━━ 本文
4K Blu-ray音楽ライブ『STOP MAKING SENSE』(ATMOSミックス)では、「Kube 8 MIE」でも、非力で力感が無い印象はなく、様々な打楽器をタイトかつリズミカルにこなしていきます。
一方「Kube 15 MIE」は、正直これ見よがしなパワー感・切れ味は控えめですが、メインスピーカーのウーファーを邪魔せず、ホールの暗騒音のニュアンスだけを足している感じでだぶついた印象がありません。
大型かつ同じアンプ駆動となればもっとダルい低音になるかと心配しましたが、意外に好印象でした。

次に、SACDのマルチchを再生。エリック・カンゼル指揮シンシナティ・ポップオーケストラの『1812(2001)』を再生します。
大砲の実射音が話題の作品ですが、再発のマルチchで聴くと、大砲=即サブウーファーという収録に実はなっておらず、ティンパニーでも低い響きの部分が載ってくる程度。むしろ実射音はリアなどにも容赦なく「スパーン」と割り当てられていることが「WARNING!(危険)」な一枚です。

「Kube 15 MIE」では、3曲目イタリア奇想曲(Capriccio Italian,Op.45)のティンパニーが淀みなく響いてほんとうに自然。「ウーファーで鳴っている感」がなく凄くいいんです。
「Kube 8 MIE」は、フロントのReference5のパワーアンプを切り、拙宅ではリアに使っている「R3」(ウーファー6.5インチ=16.5cm)とだけ鳴らしてみると、相性がいいのがよく分かりました。おそらく、フロントにブックシェルフスピーカーを使うホームシアターシステムとなら、十分すぎる音量とパフォーマンスを発揮してくれそうです。

最後に気になる映画を。4K Blu-ray『トップガン マーヴェリック』(ATMOS)を再生します。
冒頭、マーヴェリックがジュエット機Darkstarを操縦してマッハ10越えを記録したあと調子に乗ってポシャり、ヘリで帰ってくるシーンまでを視聴。かなりのシーンでサブウーファーが効果的に鳴り響きます。
「Kube 15 MIE」では、15インチウーファーが内蔵アンプ300Wには荷が重いかと思っていましたが、意外に余裕がある鳴り方。クラウン乗るなら3リッターのロイヤルサルーンじゃなきゃダメかと思ったら、意外と2リッターでもイケた、という感じ。もっとも、かつてモンキーパンチさんが使っていた災害級の爆音を放つKEF Model209(18インチ、1000W)には遠く及びませんが、普通に家で使うには十二分でしょう。妙な箱鳴りもせず制動も効いている印象で、個人的にはこのまま家に置いておきたくなりました。
━━━━
*課題:*
[A] サブウーファー試聴の文章で再生されたディスクの作品名を、すべて挙げてください。
[B] サブウーファー試聴の文章から、"大型かつ同じアンプ駆動となれ" から "最後に気になる映画を。4K Blu-ray『トップガン マーヴェリック』(ATMOS)を再生します。" までの部分をそのまま抜き出してください。
[C] サブウーファー試聴の文章によると、「Kube 15 MIE」の内蔵アンプの出力は何Wですか。
━━ データ
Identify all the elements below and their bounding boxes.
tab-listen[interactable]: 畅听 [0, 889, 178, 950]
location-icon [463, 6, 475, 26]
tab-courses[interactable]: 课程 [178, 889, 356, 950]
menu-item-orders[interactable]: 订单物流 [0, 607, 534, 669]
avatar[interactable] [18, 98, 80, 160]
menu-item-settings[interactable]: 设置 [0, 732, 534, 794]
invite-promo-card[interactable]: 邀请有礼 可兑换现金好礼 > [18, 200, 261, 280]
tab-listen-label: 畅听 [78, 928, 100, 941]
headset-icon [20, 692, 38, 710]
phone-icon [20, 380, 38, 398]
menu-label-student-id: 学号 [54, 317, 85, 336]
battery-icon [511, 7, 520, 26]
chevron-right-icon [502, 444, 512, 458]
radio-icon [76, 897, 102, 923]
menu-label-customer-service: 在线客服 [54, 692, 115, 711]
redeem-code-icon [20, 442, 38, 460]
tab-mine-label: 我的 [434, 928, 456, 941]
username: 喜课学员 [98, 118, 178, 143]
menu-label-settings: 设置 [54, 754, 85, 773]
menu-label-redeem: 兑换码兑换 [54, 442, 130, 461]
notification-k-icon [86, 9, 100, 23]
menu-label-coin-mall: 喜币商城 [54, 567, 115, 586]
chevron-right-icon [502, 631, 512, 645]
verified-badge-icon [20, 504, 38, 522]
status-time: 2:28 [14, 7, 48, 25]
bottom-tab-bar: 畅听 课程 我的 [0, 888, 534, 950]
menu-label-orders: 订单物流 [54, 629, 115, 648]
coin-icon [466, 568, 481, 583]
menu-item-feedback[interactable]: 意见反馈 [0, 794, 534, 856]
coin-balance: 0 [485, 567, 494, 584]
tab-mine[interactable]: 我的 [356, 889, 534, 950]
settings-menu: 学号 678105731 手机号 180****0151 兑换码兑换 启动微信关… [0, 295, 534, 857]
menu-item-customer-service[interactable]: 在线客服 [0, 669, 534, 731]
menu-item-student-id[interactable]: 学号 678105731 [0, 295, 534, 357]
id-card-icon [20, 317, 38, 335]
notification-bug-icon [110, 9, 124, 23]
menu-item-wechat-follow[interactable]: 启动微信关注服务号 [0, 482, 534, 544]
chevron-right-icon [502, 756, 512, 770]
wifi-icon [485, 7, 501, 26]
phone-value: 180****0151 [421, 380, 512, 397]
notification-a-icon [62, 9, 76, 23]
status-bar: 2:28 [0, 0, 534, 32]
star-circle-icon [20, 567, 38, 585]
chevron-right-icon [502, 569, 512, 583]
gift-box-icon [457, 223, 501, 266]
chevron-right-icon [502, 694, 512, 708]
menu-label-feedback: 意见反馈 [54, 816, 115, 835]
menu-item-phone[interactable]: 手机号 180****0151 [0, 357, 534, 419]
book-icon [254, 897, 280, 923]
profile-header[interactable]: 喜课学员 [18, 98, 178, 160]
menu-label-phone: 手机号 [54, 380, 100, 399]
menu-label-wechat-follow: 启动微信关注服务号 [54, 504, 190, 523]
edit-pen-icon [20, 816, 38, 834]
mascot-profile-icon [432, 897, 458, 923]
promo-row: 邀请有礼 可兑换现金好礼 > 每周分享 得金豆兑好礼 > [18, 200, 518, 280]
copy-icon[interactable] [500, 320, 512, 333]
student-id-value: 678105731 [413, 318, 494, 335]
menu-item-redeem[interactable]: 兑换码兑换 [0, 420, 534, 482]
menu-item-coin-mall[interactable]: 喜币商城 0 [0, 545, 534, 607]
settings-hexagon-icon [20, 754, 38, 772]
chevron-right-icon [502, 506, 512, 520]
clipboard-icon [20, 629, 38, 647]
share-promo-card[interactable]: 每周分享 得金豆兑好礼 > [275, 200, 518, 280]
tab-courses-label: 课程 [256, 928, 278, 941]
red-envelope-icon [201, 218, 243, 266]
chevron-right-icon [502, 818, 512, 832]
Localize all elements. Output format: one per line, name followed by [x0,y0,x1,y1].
━━━━
━━ データ
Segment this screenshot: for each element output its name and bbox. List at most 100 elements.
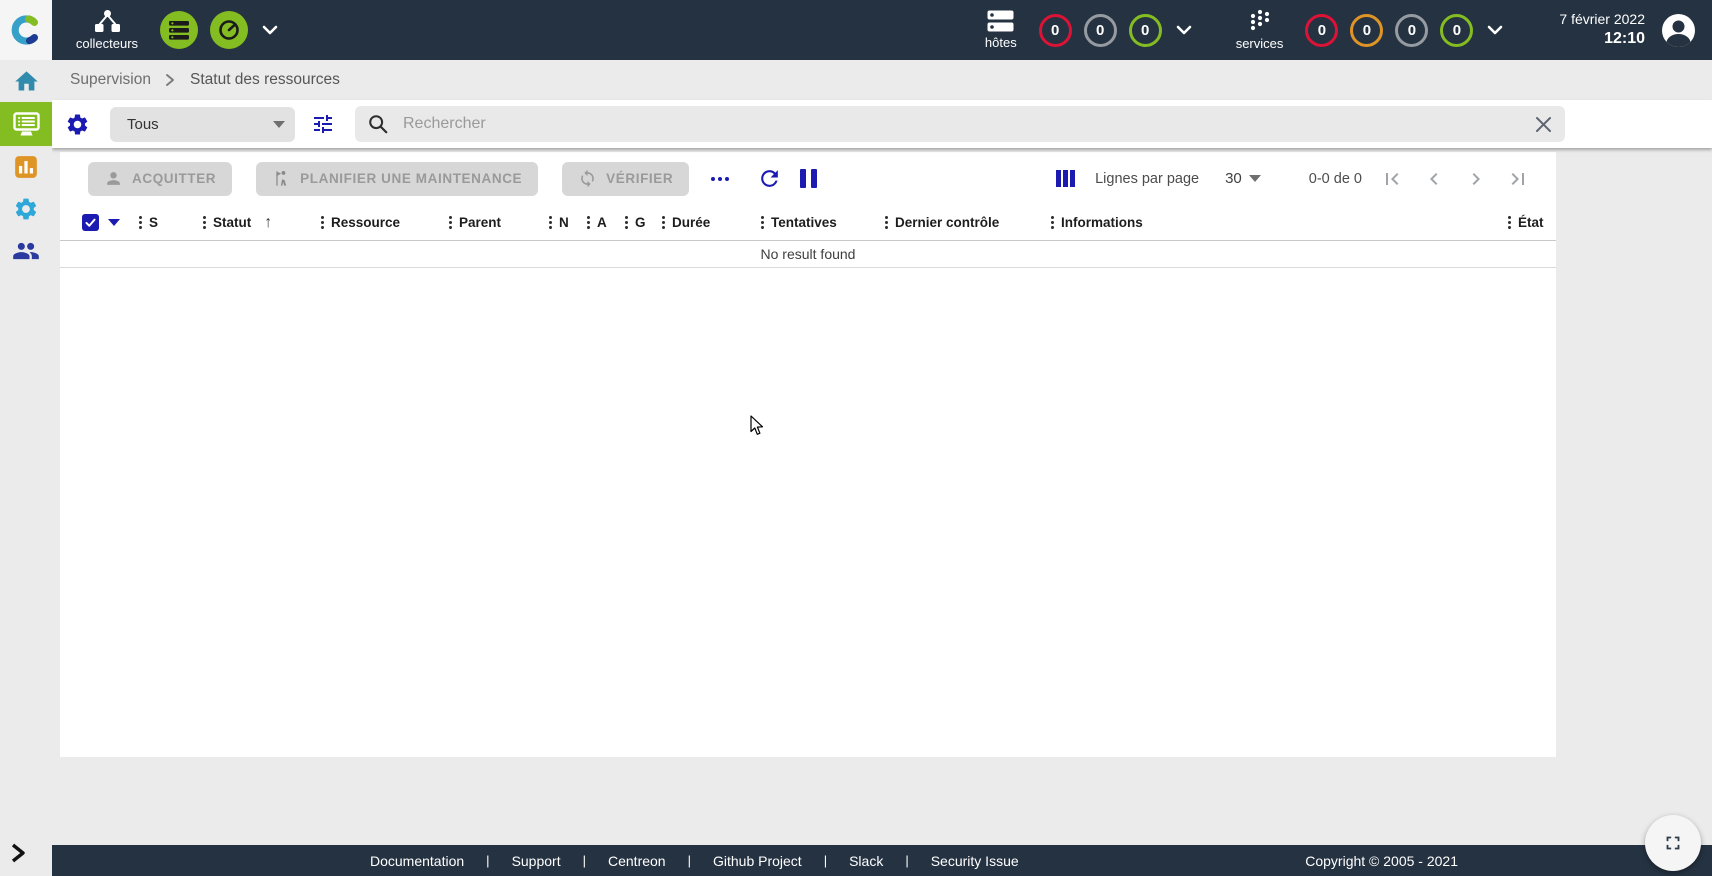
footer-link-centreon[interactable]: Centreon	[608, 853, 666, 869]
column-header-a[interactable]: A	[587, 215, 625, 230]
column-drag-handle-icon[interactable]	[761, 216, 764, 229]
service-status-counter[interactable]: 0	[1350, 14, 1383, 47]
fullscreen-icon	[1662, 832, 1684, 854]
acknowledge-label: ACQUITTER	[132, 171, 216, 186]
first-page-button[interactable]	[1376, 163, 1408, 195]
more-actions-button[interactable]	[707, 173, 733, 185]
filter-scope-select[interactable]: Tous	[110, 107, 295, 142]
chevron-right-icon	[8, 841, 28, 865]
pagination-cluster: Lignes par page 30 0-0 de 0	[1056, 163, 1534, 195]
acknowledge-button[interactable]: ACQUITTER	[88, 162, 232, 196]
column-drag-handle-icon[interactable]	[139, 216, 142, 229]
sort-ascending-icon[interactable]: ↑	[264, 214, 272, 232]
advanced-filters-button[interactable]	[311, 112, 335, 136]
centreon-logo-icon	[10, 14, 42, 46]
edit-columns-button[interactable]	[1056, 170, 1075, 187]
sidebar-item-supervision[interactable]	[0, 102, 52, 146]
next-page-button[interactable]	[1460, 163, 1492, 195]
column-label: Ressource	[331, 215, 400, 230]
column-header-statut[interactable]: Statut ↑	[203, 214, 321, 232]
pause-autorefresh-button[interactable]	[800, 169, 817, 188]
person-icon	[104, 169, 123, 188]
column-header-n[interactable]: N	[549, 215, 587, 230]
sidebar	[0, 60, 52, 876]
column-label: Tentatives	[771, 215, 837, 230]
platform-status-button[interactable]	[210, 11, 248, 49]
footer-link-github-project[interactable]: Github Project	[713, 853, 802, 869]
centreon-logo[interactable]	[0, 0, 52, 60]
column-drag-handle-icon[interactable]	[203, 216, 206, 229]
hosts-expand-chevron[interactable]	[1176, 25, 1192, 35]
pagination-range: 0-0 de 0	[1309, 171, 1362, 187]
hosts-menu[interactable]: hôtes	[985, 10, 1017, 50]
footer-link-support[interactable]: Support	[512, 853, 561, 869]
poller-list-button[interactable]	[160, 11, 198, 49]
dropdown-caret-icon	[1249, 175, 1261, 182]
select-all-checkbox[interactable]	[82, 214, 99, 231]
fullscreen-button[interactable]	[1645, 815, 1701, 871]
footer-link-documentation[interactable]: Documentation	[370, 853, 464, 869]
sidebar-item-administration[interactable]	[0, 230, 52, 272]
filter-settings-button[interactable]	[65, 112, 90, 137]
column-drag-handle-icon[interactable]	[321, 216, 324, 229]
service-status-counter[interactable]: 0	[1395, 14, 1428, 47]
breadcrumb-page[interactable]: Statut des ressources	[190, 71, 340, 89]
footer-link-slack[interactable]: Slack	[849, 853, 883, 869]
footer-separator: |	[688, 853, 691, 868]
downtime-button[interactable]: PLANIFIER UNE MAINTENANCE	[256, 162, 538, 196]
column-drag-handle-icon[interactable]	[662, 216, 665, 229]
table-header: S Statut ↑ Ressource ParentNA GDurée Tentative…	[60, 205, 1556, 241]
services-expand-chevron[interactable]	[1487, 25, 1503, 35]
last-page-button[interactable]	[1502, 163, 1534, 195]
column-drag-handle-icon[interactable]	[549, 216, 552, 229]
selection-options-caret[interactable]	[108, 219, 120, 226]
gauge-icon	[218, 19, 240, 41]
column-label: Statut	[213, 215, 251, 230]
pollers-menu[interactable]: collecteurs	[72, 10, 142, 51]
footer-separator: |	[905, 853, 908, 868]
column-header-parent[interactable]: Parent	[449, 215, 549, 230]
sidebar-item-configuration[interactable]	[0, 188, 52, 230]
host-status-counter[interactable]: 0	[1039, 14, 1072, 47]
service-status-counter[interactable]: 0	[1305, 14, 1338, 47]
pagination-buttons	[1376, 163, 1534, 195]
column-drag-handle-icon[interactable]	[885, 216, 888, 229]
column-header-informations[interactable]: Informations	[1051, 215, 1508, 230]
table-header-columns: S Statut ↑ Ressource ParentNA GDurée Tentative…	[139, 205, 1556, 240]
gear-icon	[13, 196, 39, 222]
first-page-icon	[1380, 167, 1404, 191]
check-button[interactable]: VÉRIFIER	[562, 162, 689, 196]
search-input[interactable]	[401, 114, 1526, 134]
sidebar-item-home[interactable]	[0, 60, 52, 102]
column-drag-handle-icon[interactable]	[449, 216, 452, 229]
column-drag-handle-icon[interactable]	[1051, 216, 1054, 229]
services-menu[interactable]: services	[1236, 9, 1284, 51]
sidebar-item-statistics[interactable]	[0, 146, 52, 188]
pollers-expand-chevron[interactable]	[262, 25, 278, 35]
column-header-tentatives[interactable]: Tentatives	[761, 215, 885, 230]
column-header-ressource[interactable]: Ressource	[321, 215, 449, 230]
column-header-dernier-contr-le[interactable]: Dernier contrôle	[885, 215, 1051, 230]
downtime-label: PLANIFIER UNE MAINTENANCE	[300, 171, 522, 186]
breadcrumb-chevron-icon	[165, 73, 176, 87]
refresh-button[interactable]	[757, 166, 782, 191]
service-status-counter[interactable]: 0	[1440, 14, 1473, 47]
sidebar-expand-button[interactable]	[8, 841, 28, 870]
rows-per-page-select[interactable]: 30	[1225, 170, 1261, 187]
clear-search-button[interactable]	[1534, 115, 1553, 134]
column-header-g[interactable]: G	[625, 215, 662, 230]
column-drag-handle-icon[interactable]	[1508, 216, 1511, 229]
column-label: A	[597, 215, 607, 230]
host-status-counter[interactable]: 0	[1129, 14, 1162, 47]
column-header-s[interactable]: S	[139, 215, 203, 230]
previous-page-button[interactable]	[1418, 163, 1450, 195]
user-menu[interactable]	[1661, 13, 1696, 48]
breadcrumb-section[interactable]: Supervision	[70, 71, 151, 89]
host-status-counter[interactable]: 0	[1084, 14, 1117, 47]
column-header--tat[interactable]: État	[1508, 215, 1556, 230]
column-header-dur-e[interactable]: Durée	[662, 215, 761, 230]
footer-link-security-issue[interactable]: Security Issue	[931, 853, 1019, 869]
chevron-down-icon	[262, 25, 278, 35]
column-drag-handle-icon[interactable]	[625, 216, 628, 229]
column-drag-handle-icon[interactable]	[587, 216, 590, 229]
━━━━
*解答:*
[A] 『STOP MAKING SENSE』、『1812(2001)』、『トップガン マーヴェリック』

[B]
大型かつ同じアンプ駆動となればもっとダルい低音になるかと心配しましたが、意外に好印象でした。

次に、SACDのマルチchを再生。エリック・カンゼル指揮シンシナティ・ポップオーケストラの『1812(2001)』を再生します。
大砲の実射音が話題の作品ですが、再発のマルチchで聴くと、大砲=即サブウーファーという収録に実はなっておらず、ティンパニーでも低い響きの部分が載ってくる程度。むしろ実射音はリアなどにも容赦なく「スパーン」と割り当てられていることが「WARNING!(危険)」な一枚です。

「Kube 15 MIE」では、3曲目イタリア奇想曲(Capriccio Italian,Op.45)のティンパニーが淀みなく響いてほんとうに自然。「ウーファーで鳴っている感」がなく凄くいいんです。
「Kube 8 MIE」は、フロントのReference5のパワーアンプを切り、拙宅ではリアに使っている「R3」(ウーファー6.5インチ=16.5cm)とだけ鳴らしてみると、相性がいいのがよく分かりました。おそらく、フロントにブックシェルフスピーカーを使うホームシアターシステムとなら、十分すぎる音量とパフォーマンスを発揮してくれそうです。

最後に気になる映画を。4K Blu-ray『トップガン マーヴェリック』(ATMOS)を再生します。

[C] 300W